→ **TASK TO CARRY OUT**
Extend the biographical entry on the Dutch geographer Pieter Melvill van Carnbee, picking up after its final sentence.

→ **PAGE**

* * * * * * * * *

= Pieter Melvill van Carnbee (geographer) =

Baron Pieter Melvill van Carnbee or Peter Melvill de Carnbee (20 May 1816, in The Hague – 24 October 1856, in Batavia) was a Dutch geographer. He served in the Dutch Navy from 1835 until his death in 1856. In his early career, he was known for his cartography and hydrography of the Dutch East Indies. In 1842, he completed a map of Java over five sheets. This was followed a few years later by a chart of the waters between Sumatra and Borneo, which was published in two parts in 1845 and in 1846. For three years, he worked on the Monitor of the Indies, a series of scientific papers on the Netherlands' foreign possessions. At the time of his death, he had completed 25 sheets of a general atlas of the Dutch Indies. The sixty-sheet atlas was later completed by Willem Frederik Versteeg in 1862.

* * * * * * * * *

→ **COLLECTED MATERIAL**
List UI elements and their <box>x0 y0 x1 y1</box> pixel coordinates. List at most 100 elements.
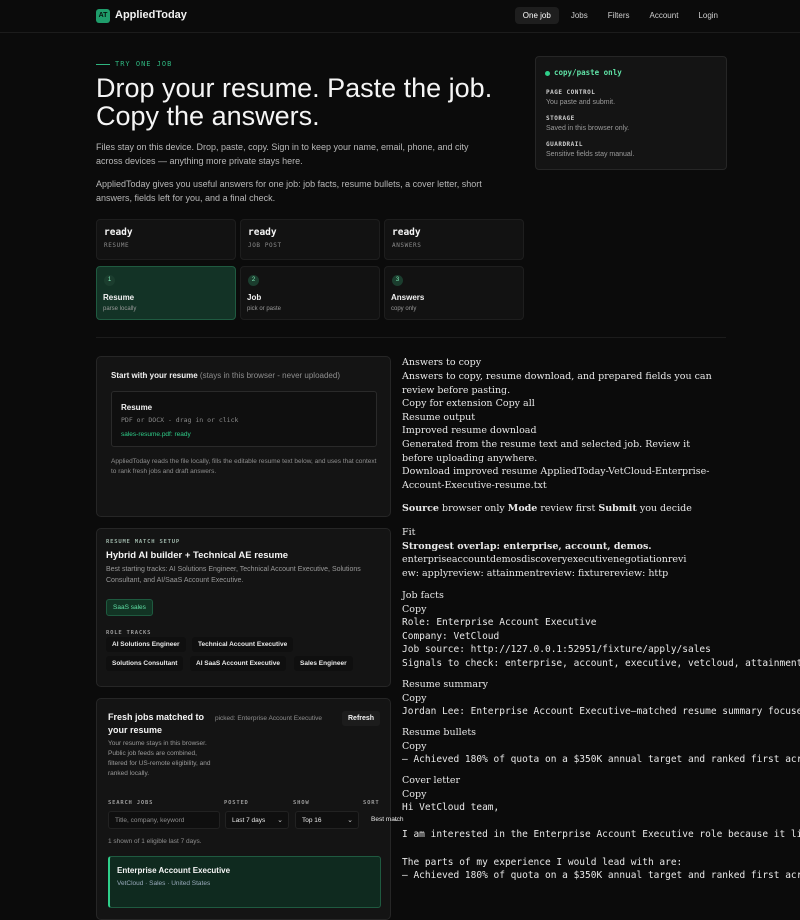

* * * * * * * * *

→ **EXERCISE OUTPUT**
==Early life and education==
Pieter Melvill van Carnbee was born on 20 May 1816 in The Hague into an old Scottish family, possibly of Hungarian descent. His grandfather, Pieter Melvill van Carnbee (1743–1810), had been admiral. Carnbee studied at the Royal Naval Institute at Medemblik, North Holland where he acquired an interest in hydrography and cartography.

== Career ==
In 1835, Melvill van Carnbee served as a surveyor on his first voyage to the Dutch Indies. He was promoted from midshipman to second lieutenant in 1838. In 1839, he was attached to the hydrographical bureau at Batavia, the Surveying Office of East Indian Hydrography. In 1842, using documents of the old East India Company, he completed a map of Java, with sailing directions, over five sheets. He would remain in the East Indies until 1845, where he collected materials for a chart of the waters between Sumatra and Borneo. The chart was published in two parts, with one sheet being published in 1845 and the other in 1846.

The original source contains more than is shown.